## WHAT YOU HAVE TO DO
Copy out every line containing the word "ウェブサイト".

-------

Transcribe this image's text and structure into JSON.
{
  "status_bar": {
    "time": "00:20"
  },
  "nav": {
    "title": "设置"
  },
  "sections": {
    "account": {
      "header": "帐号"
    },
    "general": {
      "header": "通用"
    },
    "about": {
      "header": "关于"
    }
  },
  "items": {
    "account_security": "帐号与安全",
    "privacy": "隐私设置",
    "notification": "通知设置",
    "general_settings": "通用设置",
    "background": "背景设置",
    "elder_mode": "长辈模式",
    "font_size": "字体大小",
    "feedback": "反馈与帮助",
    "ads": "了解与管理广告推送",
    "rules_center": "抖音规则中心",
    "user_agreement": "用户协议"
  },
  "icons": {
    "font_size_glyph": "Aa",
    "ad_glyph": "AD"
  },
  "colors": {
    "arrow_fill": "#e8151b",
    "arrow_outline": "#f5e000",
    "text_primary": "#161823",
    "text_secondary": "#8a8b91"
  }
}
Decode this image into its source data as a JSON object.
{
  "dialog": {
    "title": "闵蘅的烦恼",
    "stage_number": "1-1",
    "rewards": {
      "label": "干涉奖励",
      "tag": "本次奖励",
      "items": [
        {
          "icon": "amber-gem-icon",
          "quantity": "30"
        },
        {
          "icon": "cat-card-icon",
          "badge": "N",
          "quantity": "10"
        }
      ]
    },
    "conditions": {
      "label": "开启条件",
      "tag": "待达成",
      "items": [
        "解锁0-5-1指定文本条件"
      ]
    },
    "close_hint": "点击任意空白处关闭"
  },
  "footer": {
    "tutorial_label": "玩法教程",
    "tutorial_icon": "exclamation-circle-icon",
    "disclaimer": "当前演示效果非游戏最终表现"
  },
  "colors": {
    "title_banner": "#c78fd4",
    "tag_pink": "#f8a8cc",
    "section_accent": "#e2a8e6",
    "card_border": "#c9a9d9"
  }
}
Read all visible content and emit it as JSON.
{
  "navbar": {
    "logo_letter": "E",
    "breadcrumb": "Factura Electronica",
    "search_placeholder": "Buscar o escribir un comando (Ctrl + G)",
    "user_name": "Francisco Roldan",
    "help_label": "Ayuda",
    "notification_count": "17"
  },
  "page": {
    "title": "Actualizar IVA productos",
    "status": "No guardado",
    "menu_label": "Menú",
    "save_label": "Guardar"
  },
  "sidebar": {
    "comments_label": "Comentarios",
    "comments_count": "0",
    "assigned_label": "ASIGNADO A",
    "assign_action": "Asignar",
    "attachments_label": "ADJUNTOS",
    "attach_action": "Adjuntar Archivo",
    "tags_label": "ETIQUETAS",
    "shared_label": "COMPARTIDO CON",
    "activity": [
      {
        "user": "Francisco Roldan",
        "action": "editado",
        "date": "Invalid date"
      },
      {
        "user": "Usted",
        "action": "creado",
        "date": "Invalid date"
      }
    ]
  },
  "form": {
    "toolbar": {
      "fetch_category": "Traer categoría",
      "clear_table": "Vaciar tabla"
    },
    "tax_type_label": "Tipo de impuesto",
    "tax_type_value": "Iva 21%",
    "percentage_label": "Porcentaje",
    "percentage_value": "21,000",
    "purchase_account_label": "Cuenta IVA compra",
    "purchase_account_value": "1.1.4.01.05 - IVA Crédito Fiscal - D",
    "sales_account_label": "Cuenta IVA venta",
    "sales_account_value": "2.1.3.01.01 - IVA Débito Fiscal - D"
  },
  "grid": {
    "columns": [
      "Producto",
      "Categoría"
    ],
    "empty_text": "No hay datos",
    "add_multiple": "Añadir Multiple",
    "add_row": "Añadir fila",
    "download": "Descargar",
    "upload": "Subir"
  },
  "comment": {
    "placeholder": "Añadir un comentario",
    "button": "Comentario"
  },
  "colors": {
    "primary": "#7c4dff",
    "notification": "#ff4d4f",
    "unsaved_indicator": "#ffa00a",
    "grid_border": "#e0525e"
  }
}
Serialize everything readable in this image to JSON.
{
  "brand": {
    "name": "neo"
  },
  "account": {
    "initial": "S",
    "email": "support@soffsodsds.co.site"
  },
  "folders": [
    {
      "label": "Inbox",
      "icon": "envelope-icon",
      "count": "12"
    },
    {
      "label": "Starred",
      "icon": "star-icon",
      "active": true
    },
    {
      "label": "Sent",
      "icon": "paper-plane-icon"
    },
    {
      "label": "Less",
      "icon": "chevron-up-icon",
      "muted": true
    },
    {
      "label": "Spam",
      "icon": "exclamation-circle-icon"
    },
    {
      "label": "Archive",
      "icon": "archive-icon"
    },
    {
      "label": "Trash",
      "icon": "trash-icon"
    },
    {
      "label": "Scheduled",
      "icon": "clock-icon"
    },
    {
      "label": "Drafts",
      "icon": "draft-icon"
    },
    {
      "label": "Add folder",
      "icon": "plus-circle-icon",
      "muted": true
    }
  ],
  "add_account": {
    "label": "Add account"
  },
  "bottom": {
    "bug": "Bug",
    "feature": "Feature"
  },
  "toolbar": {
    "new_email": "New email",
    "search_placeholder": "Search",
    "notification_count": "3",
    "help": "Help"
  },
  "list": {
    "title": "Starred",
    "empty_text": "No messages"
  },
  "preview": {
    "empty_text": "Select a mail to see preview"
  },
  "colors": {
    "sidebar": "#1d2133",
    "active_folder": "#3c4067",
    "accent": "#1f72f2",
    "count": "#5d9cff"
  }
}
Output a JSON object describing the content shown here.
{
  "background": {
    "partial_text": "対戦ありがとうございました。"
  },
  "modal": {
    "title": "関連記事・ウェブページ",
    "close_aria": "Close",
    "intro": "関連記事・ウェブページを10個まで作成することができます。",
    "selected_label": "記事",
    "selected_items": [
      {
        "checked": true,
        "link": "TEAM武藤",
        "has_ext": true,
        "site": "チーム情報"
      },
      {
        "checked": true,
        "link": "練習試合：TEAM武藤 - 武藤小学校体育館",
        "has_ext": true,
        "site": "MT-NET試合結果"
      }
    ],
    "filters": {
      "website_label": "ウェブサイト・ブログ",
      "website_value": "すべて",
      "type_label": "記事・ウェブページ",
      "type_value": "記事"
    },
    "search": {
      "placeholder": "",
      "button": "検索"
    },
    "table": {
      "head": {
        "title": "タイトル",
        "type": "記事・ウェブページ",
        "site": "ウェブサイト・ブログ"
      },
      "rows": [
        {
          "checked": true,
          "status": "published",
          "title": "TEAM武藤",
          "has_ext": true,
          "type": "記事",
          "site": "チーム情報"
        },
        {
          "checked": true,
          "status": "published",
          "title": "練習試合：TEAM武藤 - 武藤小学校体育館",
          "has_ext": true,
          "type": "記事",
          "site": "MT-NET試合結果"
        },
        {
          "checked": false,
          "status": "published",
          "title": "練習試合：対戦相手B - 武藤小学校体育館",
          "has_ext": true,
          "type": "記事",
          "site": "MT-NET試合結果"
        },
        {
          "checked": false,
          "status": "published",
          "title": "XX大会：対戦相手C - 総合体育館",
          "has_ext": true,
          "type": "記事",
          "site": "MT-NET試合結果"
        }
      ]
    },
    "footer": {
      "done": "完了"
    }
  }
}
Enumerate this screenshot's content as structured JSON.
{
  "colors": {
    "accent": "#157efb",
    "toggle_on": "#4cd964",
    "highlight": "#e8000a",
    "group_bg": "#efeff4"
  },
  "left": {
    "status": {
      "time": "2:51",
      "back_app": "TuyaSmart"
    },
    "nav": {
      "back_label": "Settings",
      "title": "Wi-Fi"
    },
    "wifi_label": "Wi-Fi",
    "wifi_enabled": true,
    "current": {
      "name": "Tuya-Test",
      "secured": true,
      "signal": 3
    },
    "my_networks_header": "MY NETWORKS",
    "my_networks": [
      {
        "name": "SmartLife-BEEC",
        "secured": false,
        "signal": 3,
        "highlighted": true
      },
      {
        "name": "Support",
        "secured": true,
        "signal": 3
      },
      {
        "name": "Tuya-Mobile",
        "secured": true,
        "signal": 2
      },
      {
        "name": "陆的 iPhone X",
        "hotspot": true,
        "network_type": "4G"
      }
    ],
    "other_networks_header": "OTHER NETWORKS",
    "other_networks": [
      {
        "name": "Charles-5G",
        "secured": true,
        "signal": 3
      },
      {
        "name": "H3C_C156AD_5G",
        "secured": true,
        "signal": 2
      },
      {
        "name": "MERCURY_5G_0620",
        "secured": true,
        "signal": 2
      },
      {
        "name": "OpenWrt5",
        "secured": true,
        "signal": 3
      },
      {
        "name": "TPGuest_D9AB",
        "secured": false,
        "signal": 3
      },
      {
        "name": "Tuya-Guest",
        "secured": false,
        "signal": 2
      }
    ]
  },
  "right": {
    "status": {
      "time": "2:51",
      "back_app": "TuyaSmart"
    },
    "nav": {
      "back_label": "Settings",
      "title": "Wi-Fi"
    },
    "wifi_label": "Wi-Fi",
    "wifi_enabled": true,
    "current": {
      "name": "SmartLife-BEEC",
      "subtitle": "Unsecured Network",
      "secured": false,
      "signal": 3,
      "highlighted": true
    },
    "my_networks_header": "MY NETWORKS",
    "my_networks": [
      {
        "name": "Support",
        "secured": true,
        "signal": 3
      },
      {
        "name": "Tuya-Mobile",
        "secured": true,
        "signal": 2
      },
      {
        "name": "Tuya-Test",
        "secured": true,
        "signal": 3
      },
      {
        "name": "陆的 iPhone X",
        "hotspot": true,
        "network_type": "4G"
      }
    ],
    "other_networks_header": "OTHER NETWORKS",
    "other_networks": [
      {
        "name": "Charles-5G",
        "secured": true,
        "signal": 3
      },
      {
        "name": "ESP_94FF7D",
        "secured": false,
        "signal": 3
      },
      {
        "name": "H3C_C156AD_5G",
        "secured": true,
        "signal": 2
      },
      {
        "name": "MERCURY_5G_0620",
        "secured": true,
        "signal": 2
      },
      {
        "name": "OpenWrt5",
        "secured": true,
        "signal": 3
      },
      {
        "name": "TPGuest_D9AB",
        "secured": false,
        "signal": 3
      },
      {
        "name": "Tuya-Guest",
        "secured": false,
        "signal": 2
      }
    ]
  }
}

-------

## OUTPUT OF THE EXERCISE
      "website_label": "ウェブサイト・ブログ",
        "site": "ウェブサイト・ブログ"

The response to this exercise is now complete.